* Problem description *
Filter these entries, keeping only lines that hold the word "Spir".

— Start Provided records —

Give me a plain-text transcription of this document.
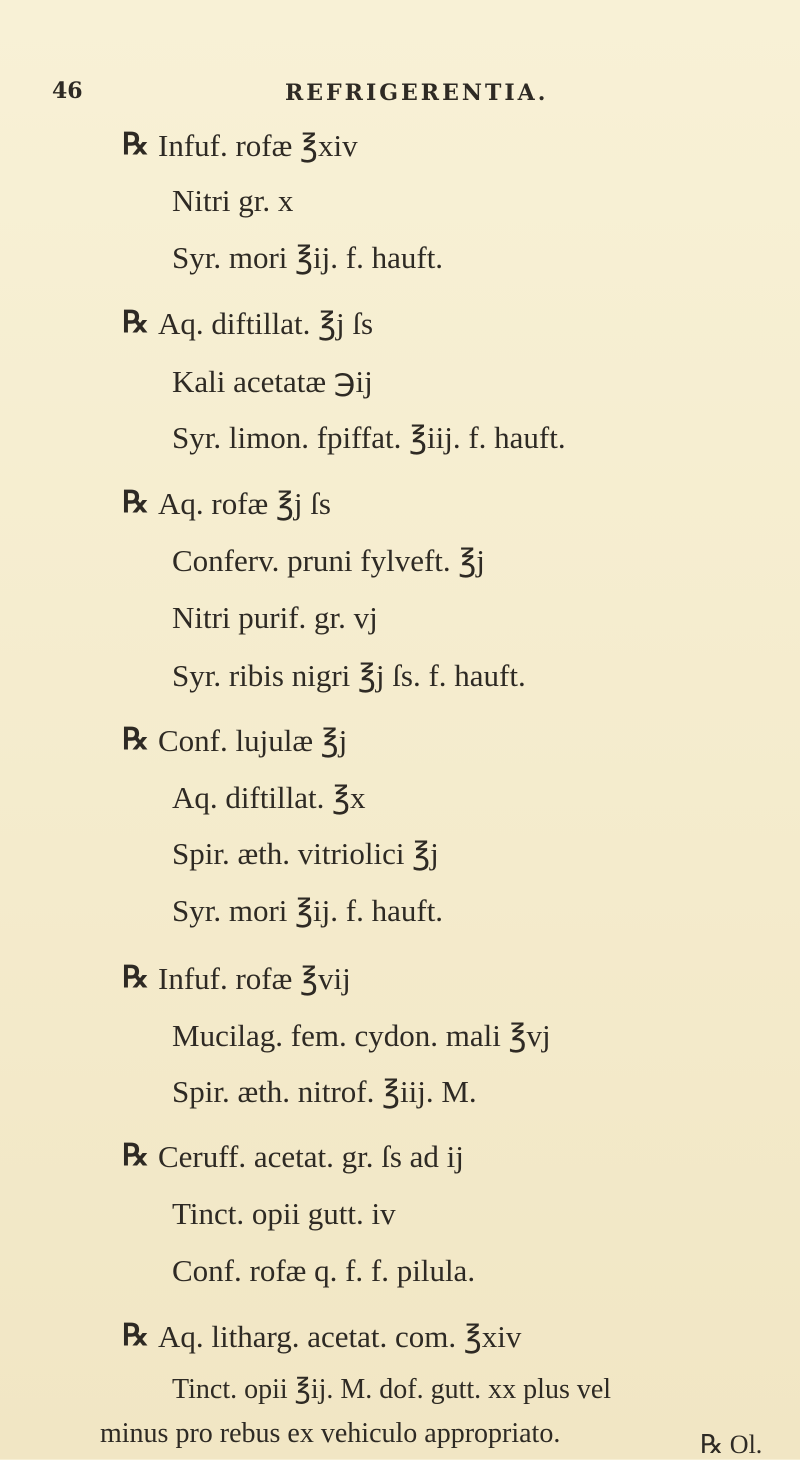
46	REFRIGERENTIA.
℞ Infuf. rofæ ℥xiv
Nitri gr. x
Syr. mori ℥ij. f. hauft.
℞ Aq. diftillat. ℥j ſs
Kali acetatæ ℈ij
Syr. limon. fpiffat. ℥iij. f. hauft.
℞ Aq. rofæ ℥j ſs
Conferv. pruni fylveft. ℥j
Nitri purif. gr. vj
Syr. ribis nigri ℥j ſs. f. hauft.
℞ Conf. lujulæ ℥j
Aq. diftillat. ℥x
Spir. æth. vitriolici ℥j
Syr. mori ℥ij. f. hauft.
℞ Infuf. rofæ ℥vij
Mucilag. fem. cydon. mali ℥vj
Spir. æth. nitrof. ℥iij. M.
℞ Ceruff. acetat. gr. ſs ad ij
Tinct. opii gutt. iv
Conf. rofæ q. f. f. pilula.
℞ Aq. litharg. acetat. com. ℥xiv
Tinct. opii ℥ij. M. dof. gutt. xx plus vel
minus pro rebus ex vehiculo appropriato.	℞ Ol.
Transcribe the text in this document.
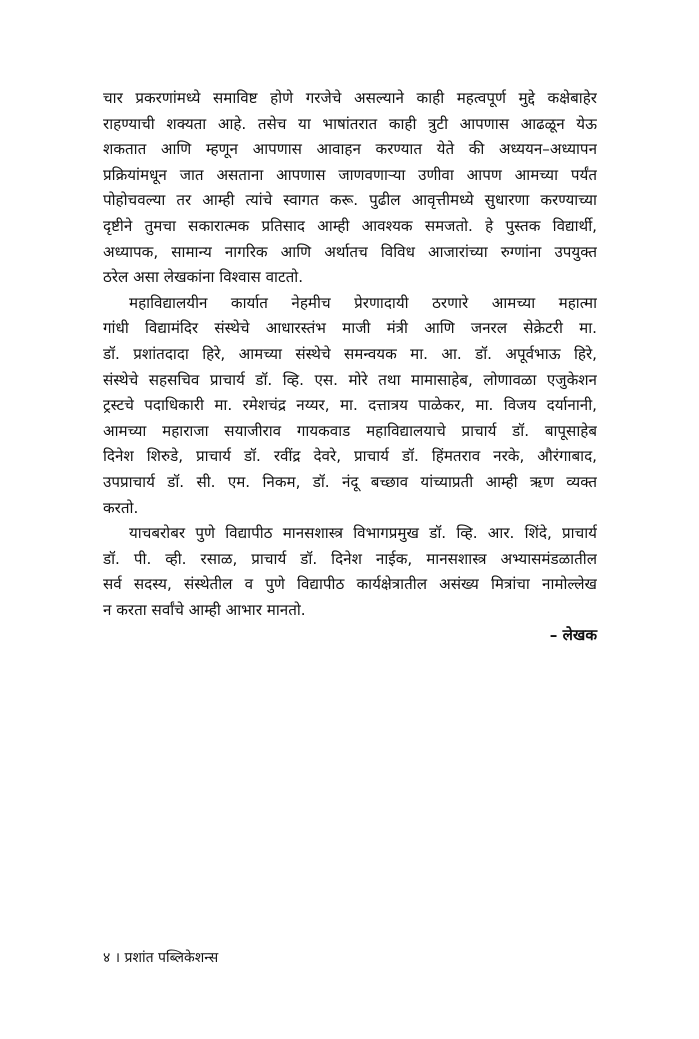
चार प्रकरणांमध्ये समाविष्ट होणे गरजेचे असल्याने काही महत्वपूर्ण मुद्दे कक्षेबाहेर
राहण्याची शक्यता आहे. तसेच या भाषांतरात काही त्रुटी आपणास आढळून येऊ
शकतात आणि म्हणून आपणास आवाहन करण्यात येते की अध्ययन–अध्यापन
प्रक्रियांमधून जात असताना आपणास जाणवणाऱ्या उणीवा आपण आमच्या पर्यंत
पोहोचवल्या तर आम्ही त्यांचे स्वागत करू. पुढील आवृत्तीमध्ये सुधारणा करण्याच्या
दृष्टीने तुमचा सकारात्मक प्रतिसाद आम्ही आवश्यक समजतो. हे पुस्तक विद्यार्थी,
अध्यापक, सामान्य नागरिक आणि अर्थातच विविध आजारांच्या रुग्णांना उपयुक्त
ठरेल असा लेखकांना विश्वास वाटतो.
महाविद्यालयीन कार्यात नेहमीच प्रेरणादायी ठरणारे आमच्या महात्मा
गांधी विद्यामंदिर संस्थेचे आधारस्तंभ माजी मंत्री आणि जनरल सेक्रेटरी मा.
डॉ. प्रशांतदादा हिरे, आमच्या संस्थेचे समन्वयक मा. आ. डॉ. अपूर्वभाऊ हिरे,
संस्थेचे सहसचिव प्राचार्य डॉ. व्हि. एस. मोरे तथा मामासाहेब, लोणावळा एजुकेशन
ट्रस्टचे पदाधिकारी मा. रमेशचंद्र नय्यर, मा. दत्तात्रय पाळेकर, मा. विजय दर्यानानी,
आमच्या महाराजा सयाजीराव गायकवाड महाविद्यालयाचे प्राचार्य डॉ. बापूसाहेब
दिनेश शिरुडे, प्राचार्य डॉ. रवींद्र देवरे, प्राचार्य डॉ. हिंमतराव नरके, औरंगाबाद,
उपप्राचार्य डॉ. सी. एम. निकम, डॉ. नंदू बच्छाव यांच्याप्रती आम्ही ऋण व्यक्त
करतो.
याचबरोबर पुणे विद्यापीठ मानसशास्त्र विभागप्रमुख डॉ. व्हि. आर. शिंदे, प्राचार्य
डॉ. पी. व्ही. रसाळ, प्राचार्य डॉ. दिनेश नाईक, मानसशास्त्र अभ्यासमंडळातील
सर्व सदस्य, संस्थेतील व पुणे विद्यापीठ कार्यक्षेत्रातील असंख्य मित्रांचा नामोल्लेख
न करता सर्वांचे आम्ही आभार मानतो.
– लेखक
४ । प्रशांत पब्लिकेशन्स
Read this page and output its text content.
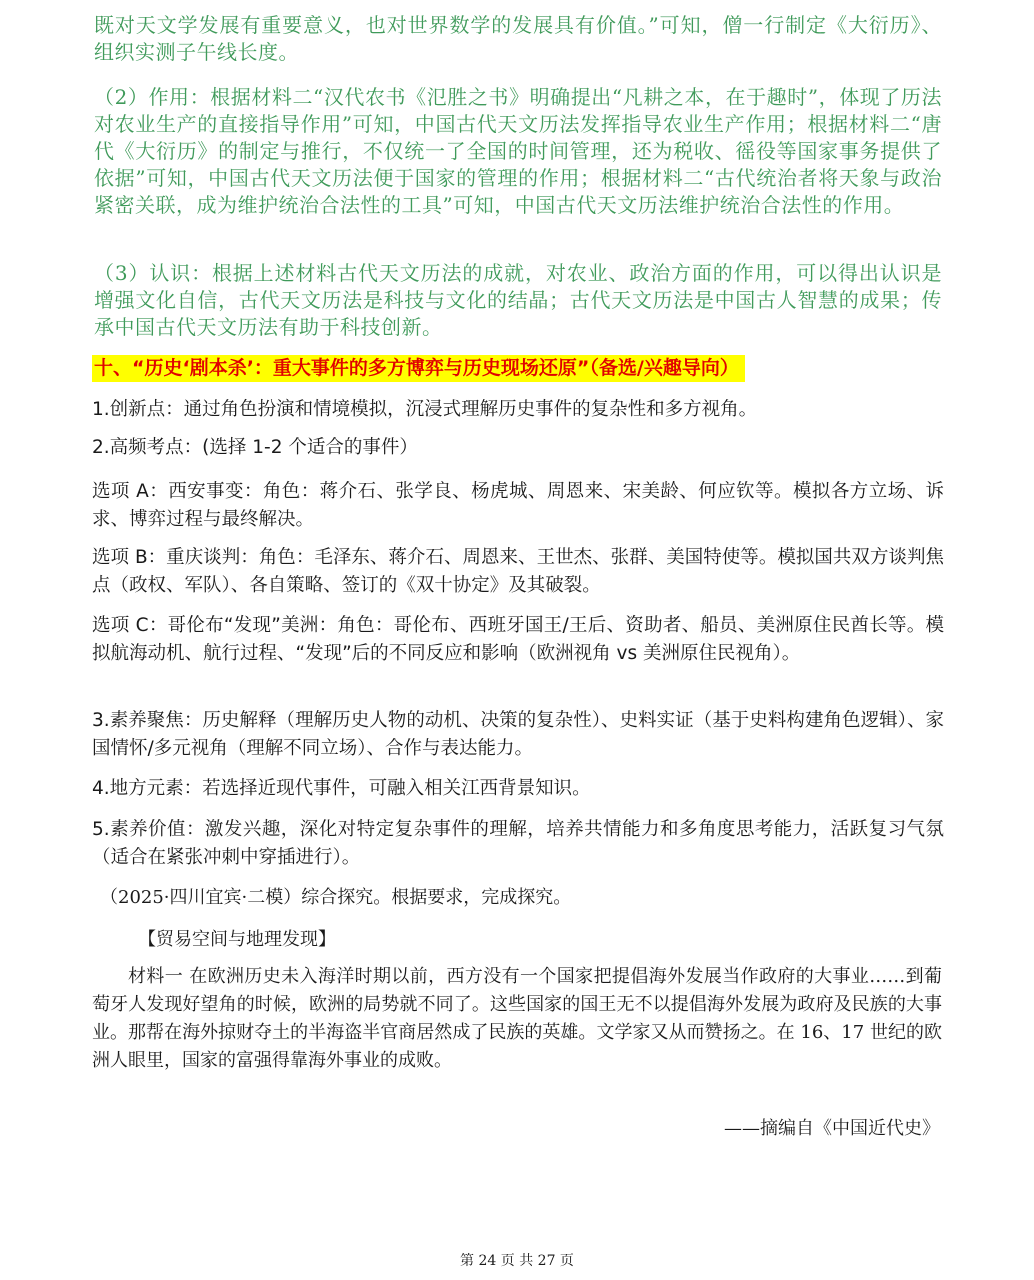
既对天文学发展有重要意义，也对世界数学的发展具有价值。”可知，僧一行制定《大衍历》、组织实测子午线长度。

（2）作用：根据材料二“汉代农书《氾胜之书》明确提出“凡耕之本，在于趣时”，体现了历法对农业生产的直接指导作用”可知，中国古代天文历法发挥指导农业生产作用；根据材料二“唐代《大衍历》的制定与推行，不仅统一了全国的时间管理，还为税收、徭役等国家事务提供了依据”可知，中国古代天文历法便于国家的管理的作用；根据材料二“古代统治者将天象与政治紧密关联，成为维护统治合法性的工具”可知，中国古代天文历法维护统治合法性的作用。

（3）认识：根据上述材料古代天文历法的成就，对农业、政治方面的作用，可以得出认识是增强文化自信，古代天文历法是科技与文化的结晶；古代天文历法是中国古人智慧的成果；传承中国古代天文历法有助于科技创新。

十、“历史‘剧本杀’：重大事件的多方博弈与历史现场还原”（备选/兴趣导向）

1.创新点：通过角色扮演和情境模拟，沉浸式理解历史事件的复杂性和多方视角。

2.高频考点：(选择 1-2 个适合的事件）

选项 A：西安事变：角色：蒋介石、张学良、杨虎城、周恩来、宋美龄、何应钦等。模拟各方立场、诉求、博弈过程与最终解决。

选项 B：重庆谈判：角色：毛泽东、蒋介石、周恩来、王世杰、张群、美国特使等。模拟国共双方谈判焦点（政权、军队）、各自策略、签订的《双十协定》及其破裂。

选项 C：哥伦布“发现”美洲：角色：哥伦布、西班牙国王/王后、资助者、船员、美洲原住民酋长等。模拟航海动机、航行过程、“发现”后的不同反应和影响（欧洲视角 vs 美洲原住民视角）。

3.素养聚焦：历史解释（理解历史人物的动机、决策的复杂性）、史料实证（基于史料构建角色逻辑）、家国情怀/多元视角（理解不同立场）、合作与表达能力。

4.地方元素：若选择近现代事件，可融入相关江西背景知识。

5.素养价值：激发兴趣，深化对特定复杂事件的理解，培养共情能力和多角度思考能力，活跃复习气氛（适合在紧张冲刺中穿插进行）。

（2025·四川宜宾·二模）综合探究。根据要求，完成探究。
【贸易空间与地理发现】

材料一 在欧洲历史未入海洋时期以前，西方没有一个国家把提倡海外发展当作政府的大事业……到葡萄牙人发现好望角的时候，欧洲的局势就不同了。这些国家的国王无不以提倡海外发展为政府及民族的大事业。那帮在海外掠财夺土的半海盗半官商居然成了民族的英雄。文学家又从而赞扬之。在 16、17 世纪的欧洲人眼里，国家的富强得靠海外事业的成败。

——摘编自《中国近代史》
第 24 页 共 27 页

— End Provided records —

* Written response *
Spir. æth. vitriolici ℥j
Spir. æth. nitrof. ℥iij. M.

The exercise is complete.